> [Dataset]

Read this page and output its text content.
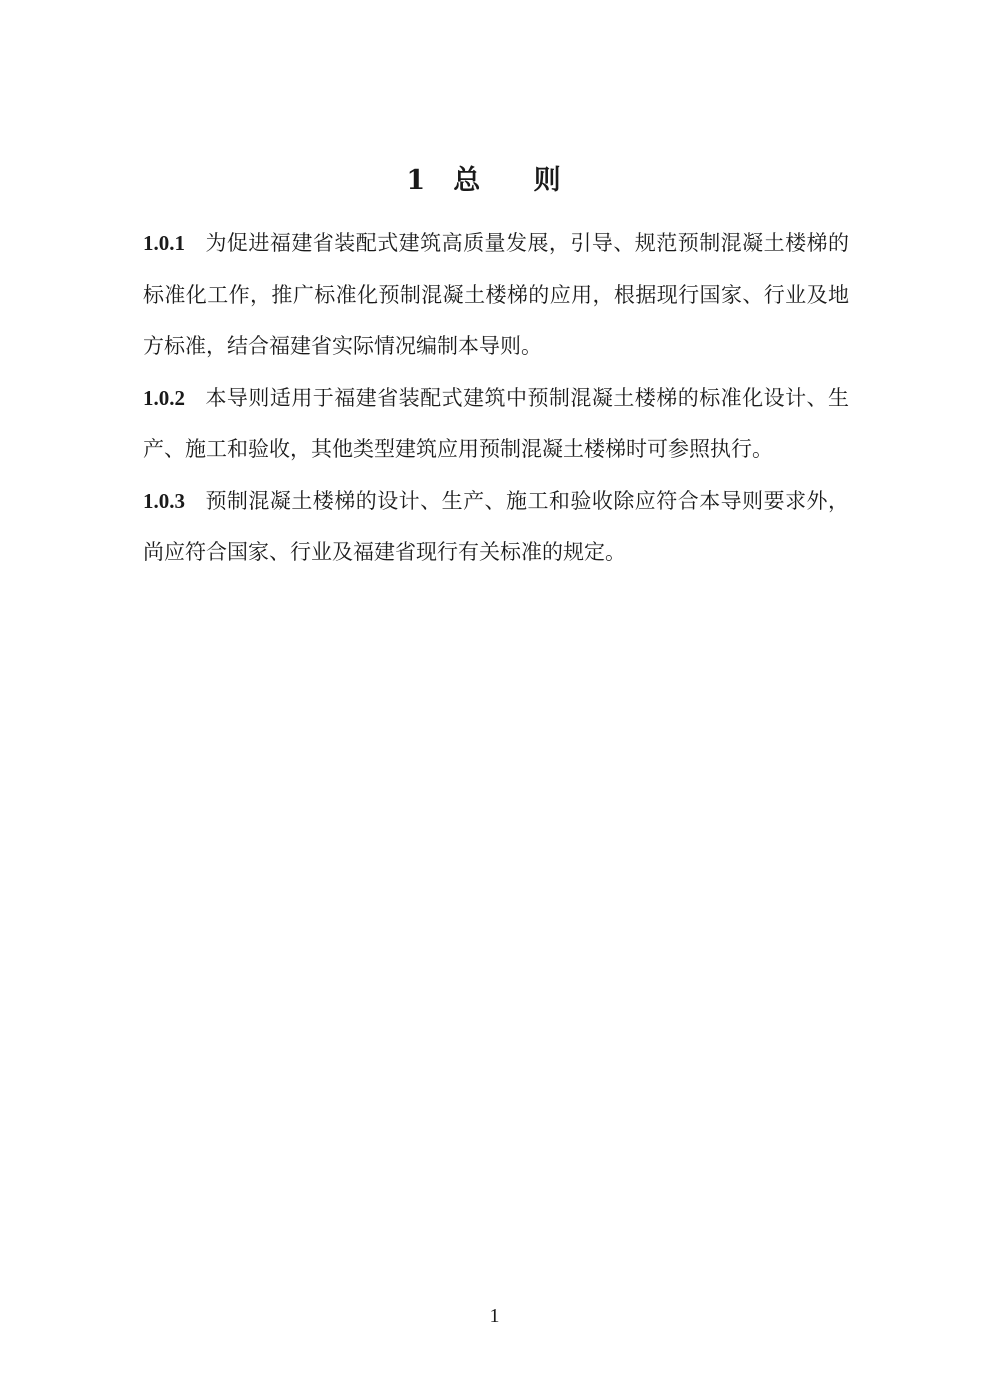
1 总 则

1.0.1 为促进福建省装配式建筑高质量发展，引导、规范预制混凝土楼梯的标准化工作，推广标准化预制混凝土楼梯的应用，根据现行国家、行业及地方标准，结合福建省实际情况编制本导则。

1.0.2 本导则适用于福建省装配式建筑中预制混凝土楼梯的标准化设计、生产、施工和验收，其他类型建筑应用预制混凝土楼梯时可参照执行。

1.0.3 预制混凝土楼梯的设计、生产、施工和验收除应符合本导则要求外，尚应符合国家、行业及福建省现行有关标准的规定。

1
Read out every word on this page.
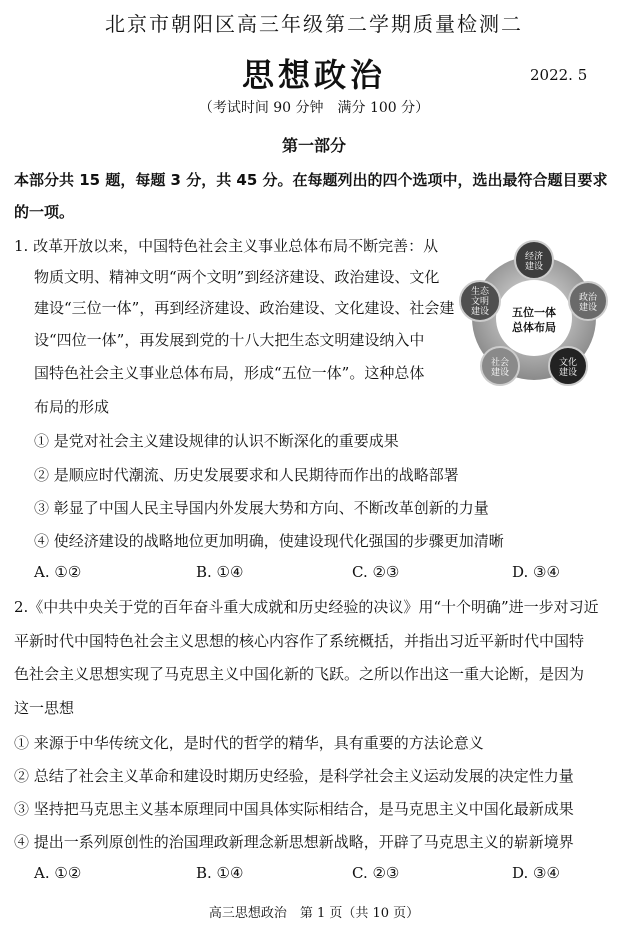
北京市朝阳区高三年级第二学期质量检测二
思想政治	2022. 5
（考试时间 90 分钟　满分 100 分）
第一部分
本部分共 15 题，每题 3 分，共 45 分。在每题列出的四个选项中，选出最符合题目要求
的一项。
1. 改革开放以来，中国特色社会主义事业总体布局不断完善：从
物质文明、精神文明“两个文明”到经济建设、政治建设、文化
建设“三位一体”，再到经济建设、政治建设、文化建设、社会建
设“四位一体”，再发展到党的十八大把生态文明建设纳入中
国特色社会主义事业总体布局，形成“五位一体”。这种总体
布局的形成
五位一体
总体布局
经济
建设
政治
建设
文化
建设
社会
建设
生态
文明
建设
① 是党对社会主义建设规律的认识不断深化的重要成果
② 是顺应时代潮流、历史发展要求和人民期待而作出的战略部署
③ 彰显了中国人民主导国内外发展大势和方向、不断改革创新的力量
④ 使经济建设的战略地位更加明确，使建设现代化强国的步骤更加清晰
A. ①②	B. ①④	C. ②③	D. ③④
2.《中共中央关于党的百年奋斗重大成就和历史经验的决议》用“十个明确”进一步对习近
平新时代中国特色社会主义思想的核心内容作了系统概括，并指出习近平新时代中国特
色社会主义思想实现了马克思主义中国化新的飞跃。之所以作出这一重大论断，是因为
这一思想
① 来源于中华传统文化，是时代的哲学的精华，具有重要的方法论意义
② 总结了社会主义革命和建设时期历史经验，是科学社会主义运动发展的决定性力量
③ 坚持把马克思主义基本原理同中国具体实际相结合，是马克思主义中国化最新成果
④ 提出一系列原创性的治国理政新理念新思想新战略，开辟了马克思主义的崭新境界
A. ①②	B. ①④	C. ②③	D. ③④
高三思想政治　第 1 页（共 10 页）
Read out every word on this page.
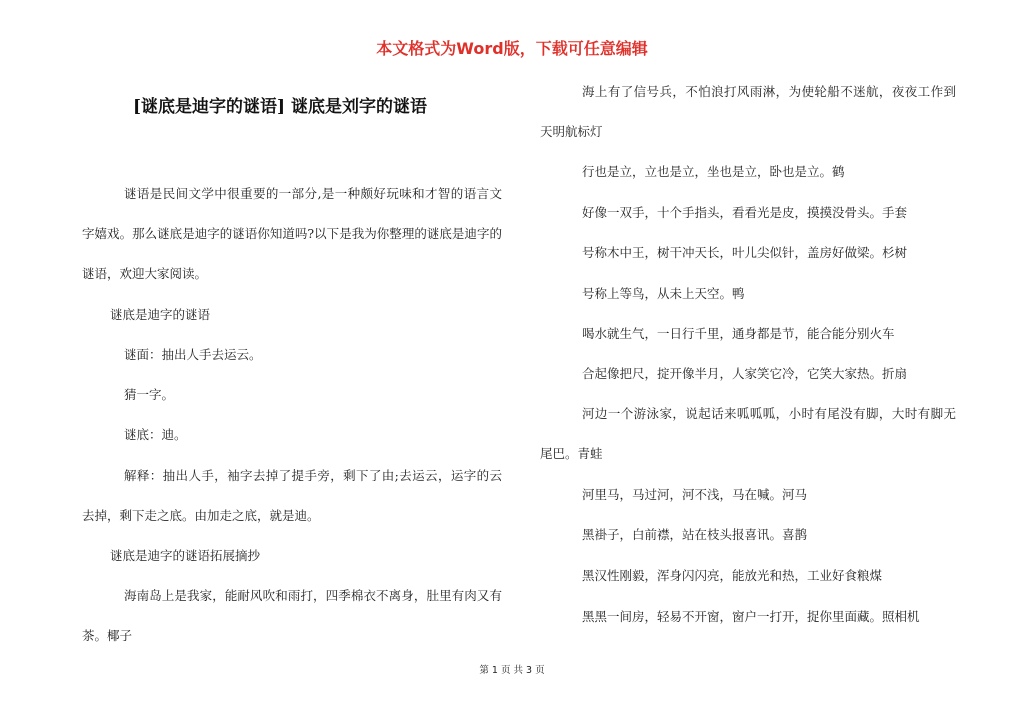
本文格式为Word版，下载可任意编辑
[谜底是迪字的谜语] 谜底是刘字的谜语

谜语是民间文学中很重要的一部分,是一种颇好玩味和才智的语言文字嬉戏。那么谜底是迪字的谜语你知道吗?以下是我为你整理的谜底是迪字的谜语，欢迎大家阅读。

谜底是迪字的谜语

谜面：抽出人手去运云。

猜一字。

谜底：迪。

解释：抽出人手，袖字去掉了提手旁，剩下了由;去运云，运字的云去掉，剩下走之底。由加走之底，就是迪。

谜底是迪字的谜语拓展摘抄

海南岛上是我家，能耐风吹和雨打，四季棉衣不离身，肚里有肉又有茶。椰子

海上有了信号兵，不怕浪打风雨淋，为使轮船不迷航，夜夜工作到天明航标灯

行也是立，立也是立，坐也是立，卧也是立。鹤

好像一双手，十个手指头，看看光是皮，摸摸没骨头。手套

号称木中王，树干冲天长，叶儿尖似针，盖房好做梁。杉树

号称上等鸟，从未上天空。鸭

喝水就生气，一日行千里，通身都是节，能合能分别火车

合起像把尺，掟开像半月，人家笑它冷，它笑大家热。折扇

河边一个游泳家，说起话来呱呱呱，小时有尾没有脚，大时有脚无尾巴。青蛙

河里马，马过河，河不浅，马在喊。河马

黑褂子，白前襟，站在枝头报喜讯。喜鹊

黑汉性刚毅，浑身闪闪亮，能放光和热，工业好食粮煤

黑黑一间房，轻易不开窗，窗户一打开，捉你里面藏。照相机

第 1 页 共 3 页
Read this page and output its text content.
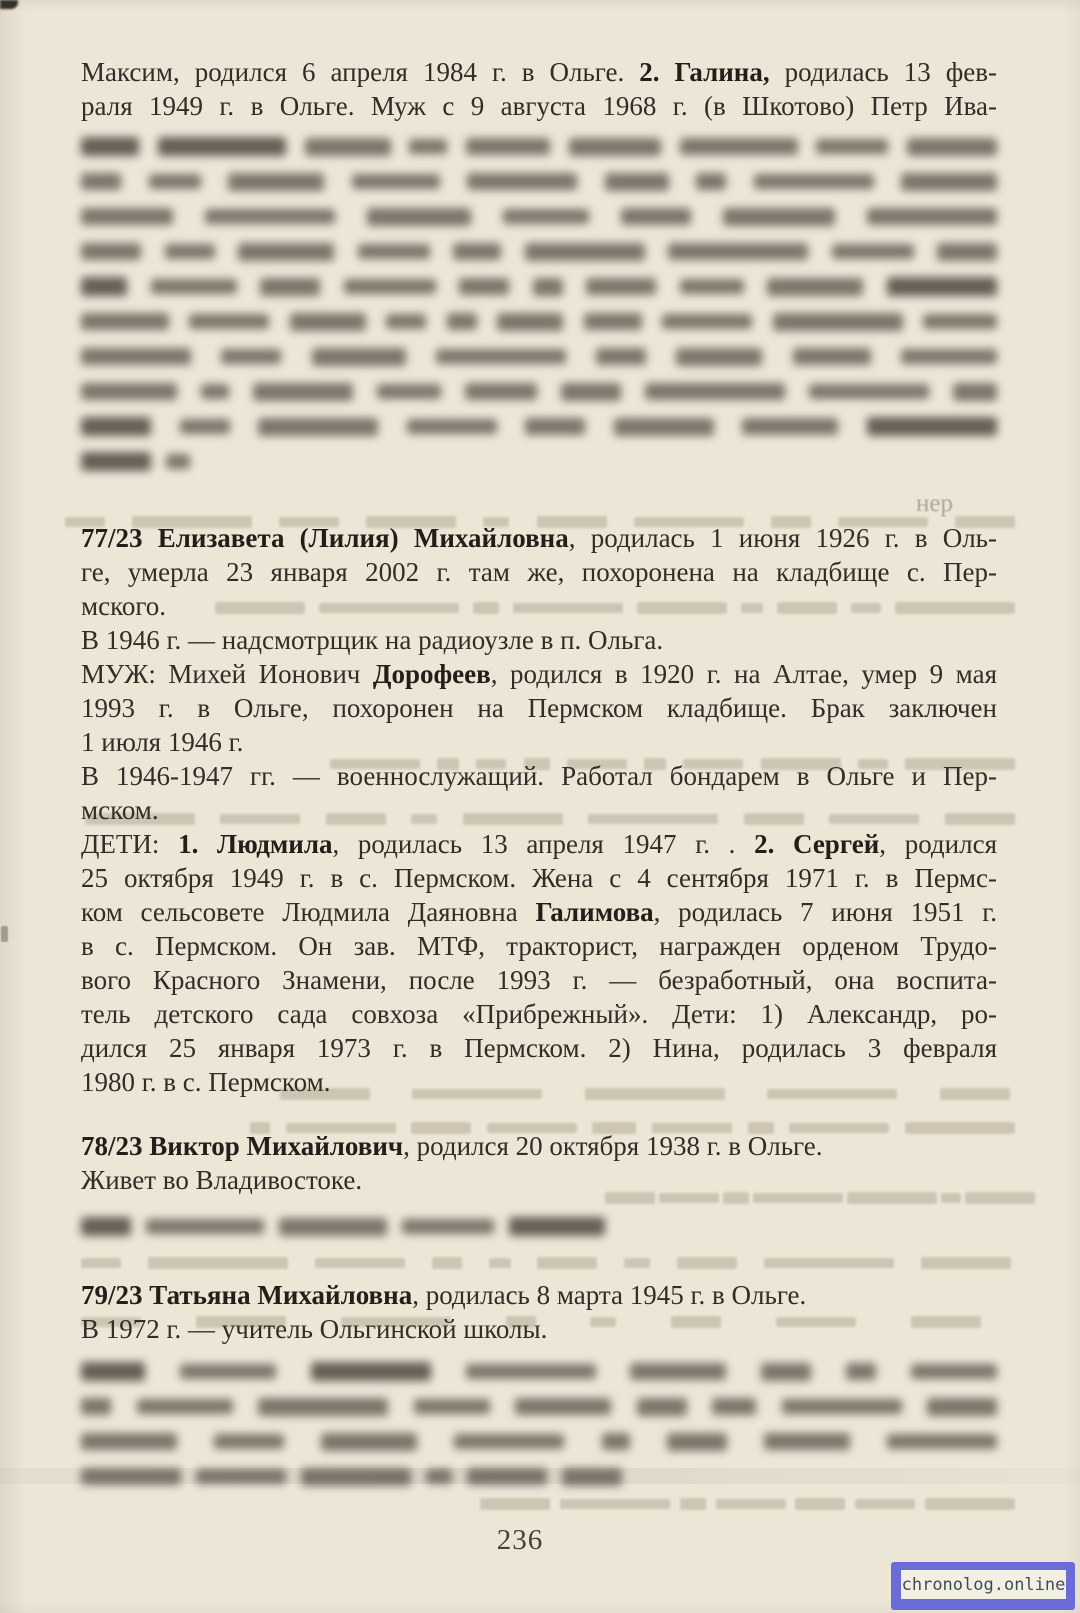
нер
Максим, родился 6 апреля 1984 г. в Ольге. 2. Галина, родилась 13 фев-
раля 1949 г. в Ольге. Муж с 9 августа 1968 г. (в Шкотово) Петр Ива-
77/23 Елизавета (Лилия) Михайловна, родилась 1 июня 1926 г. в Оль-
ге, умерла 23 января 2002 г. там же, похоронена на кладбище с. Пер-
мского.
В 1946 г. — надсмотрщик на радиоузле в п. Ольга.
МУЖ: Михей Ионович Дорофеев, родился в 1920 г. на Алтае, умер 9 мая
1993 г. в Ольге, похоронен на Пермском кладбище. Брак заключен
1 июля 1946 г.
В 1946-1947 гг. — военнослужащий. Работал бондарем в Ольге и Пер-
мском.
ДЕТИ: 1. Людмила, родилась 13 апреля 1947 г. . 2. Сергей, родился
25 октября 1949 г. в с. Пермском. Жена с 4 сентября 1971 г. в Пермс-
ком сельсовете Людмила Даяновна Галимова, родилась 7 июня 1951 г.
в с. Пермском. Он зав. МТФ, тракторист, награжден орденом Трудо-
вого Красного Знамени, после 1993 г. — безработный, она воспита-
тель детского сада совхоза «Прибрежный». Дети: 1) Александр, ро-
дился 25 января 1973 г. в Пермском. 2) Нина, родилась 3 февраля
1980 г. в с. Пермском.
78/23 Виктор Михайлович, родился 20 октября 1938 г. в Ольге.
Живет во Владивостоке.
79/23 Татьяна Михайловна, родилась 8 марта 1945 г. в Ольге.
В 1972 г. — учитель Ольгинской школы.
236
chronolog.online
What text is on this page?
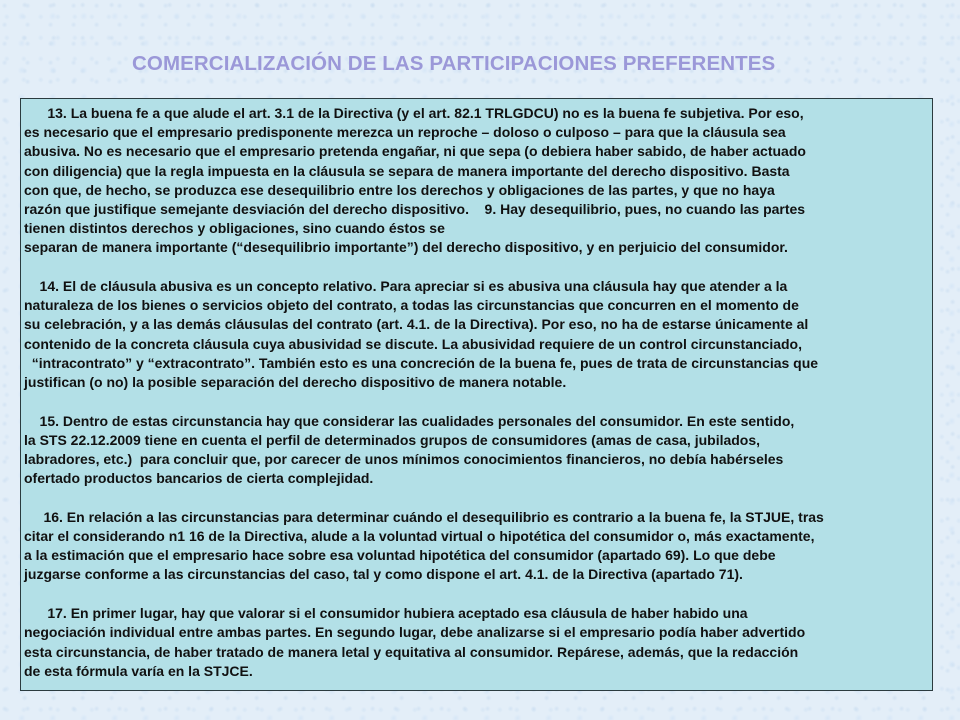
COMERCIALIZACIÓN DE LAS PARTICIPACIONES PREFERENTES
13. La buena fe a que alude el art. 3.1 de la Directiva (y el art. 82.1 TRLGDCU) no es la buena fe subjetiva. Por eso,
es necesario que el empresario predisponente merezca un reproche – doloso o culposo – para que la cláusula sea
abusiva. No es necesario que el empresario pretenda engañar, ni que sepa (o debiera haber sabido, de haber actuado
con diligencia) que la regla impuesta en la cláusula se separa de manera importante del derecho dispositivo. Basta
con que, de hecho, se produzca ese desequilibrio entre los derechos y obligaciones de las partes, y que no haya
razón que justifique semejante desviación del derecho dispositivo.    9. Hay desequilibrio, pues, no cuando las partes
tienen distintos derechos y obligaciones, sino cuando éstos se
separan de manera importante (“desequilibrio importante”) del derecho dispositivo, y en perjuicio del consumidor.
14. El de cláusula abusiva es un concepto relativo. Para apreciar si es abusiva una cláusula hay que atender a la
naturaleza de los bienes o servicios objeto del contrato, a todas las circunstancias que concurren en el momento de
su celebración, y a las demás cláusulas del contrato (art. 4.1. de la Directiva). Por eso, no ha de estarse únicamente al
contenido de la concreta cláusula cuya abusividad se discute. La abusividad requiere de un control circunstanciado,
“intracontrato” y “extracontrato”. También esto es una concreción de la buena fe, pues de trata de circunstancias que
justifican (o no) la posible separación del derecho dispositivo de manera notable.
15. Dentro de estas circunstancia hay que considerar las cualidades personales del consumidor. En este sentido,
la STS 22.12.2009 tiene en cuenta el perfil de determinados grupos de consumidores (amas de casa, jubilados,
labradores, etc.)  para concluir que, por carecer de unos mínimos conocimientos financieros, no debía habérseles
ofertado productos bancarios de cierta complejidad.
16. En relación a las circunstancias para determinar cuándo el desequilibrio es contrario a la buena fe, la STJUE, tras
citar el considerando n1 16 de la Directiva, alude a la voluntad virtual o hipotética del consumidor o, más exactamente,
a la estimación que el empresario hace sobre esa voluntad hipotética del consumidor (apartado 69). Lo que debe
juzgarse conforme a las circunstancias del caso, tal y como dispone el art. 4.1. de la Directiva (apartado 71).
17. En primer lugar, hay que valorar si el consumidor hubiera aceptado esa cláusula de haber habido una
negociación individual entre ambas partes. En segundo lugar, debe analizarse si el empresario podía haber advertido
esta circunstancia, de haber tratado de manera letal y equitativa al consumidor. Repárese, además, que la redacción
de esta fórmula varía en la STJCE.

> [Work instructions] From the listing above, collect each line in which the string "empresario" appears.

> [Complete output]
es necesario que el empresario predisponente merezca un reproche – doloso o culposo – para que la cláusula sea
abusiva. No es necesario que el empresario pretenda engañar, ni que sepa (o debiera haber sabido, de haber actuado
a la estimación que el empresario hace sobre esa voluntad hipotética del consumidor (apartado 69). Lo que debe
negociación individual entre ambas partes. En segundo lugar, debe analizarse si el empresario podía haber advertido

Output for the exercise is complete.